--- ENTRIES PROVIDED ---

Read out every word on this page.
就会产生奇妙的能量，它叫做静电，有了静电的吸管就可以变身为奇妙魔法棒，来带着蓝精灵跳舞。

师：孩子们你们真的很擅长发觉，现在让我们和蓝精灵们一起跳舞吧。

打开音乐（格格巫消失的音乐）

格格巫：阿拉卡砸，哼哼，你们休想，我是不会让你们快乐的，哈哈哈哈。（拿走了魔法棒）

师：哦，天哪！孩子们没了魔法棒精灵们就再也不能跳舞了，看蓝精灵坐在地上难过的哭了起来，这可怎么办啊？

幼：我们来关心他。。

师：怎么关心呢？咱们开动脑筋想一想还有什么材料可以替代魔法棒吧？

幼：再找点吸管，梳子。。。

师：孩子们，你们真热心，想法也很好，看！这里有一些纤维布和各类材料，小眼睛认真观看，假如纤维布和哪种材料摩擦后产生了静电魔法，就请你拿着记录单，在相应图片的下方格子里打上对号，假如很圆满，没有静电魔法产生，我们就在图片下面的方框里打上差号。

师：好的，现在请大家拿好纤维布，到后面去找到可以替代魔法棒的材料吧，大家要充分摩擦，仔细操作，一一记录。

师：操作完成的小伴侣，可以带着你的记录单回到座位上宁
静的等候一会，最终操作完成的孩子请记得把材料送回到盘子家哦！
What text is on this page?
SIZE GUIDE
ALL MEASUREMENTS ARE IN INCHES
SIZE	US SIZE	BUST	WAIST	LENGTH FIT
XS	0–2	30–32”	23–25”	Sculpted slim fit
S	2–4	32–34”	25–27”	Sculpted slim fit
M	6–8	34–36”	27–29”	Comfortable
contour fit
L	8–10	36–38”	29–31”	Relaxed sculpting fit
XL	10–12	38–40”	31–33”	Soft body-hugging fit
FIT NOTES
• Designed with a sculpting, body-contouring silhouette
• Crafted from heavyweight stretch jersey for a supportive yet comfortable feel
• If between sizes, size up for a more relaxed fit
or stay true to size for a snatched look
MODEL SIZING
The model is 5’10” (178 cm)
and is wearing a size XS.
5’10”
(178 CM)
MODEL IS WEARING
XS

---

• _GIVEN PROBLEM_:
Restate the data above word for word.

• _FINISHED ANSWER_:
Read out every word on this page.
就会产生奇妙的能量，它叫做静电，有了静电的吸管就可以变身为奇妙魔法棒，来带着蓝精灵跳舞。

师：孩子们你们真的很擅长发觉，现在让我们和蓝精灵们一起跳舞吧。

打开音乐（格格巫消失的音乐）

格格巫：阿拉卡砸，哼哼，你们休想，我是不会让你们快乐的，哈哈哈哈。（拿走了魔法棒）

师：哦，天哪！孩子们没了魔法棒精灵们就再也不能跳舞了，看蓝精灵坐在地上难过的哭了起来，这可怎么办啊？

幼：我们来关心他。。

师：怎么关心呢？咱们开动脑筋想一想还有什么材料可以替代魔法棒吧？

幼：再找点吸管，梳子。。。

师：孩子们，你们真热心，想法也很好，看！这里有一些纤维布和各类材料，小眼睛认真观看，假如纤维布和哪种材料摩擦后产生了静电魔法，就请你拿着记录单，在相应图片的下方格子里打上对号，假如很圆满，没有静电魔法产生，我们就在图片下面的方框里打上差号。

师：好的，现在请大家拿好纤维布，到后面去找到可以替代魔法棒的材料吧，大家要充分摩擦，仔细操作，一一记录。

师：操作完成的小伴侣，可以带着你的记录单回到座位上宁
静的等候一会，最终操作完成的孩子请记得把材料送回到盘子家哦！
What text is on this page?
SIZE GUIDE
ALL MEASUREMENTS ARE IN INCHES
SIZE	US SIZE	BUST	WAIST	LENGTH FIT
XS	0–2	30–32”	23–25”	Sculpted slim fit
S	2–4	32–34”	25–27”	Sculpted slim fit
M	6–8	34–36”	27–29”	Comfortable
contour fit
L	8–10	36–38”	29–31”	Relaxed sculpting fit
XL	10–12	38–40”	31–33”	Soft body-hugging fit
FIT NOTES
• Designed with a sculpting, body-contouring silhouette
• Crafted from heavyweight stretch jersey for a supportive yet comfortable feel
• If between sizes, size up for a more relaxed fit
or stay true to size for a snatched look
MODEL SIZING
The model is 5’10” (178 cm)
and is wearing a size XS.
5’10”
(178 CM)
MODEL IS WEARING
XS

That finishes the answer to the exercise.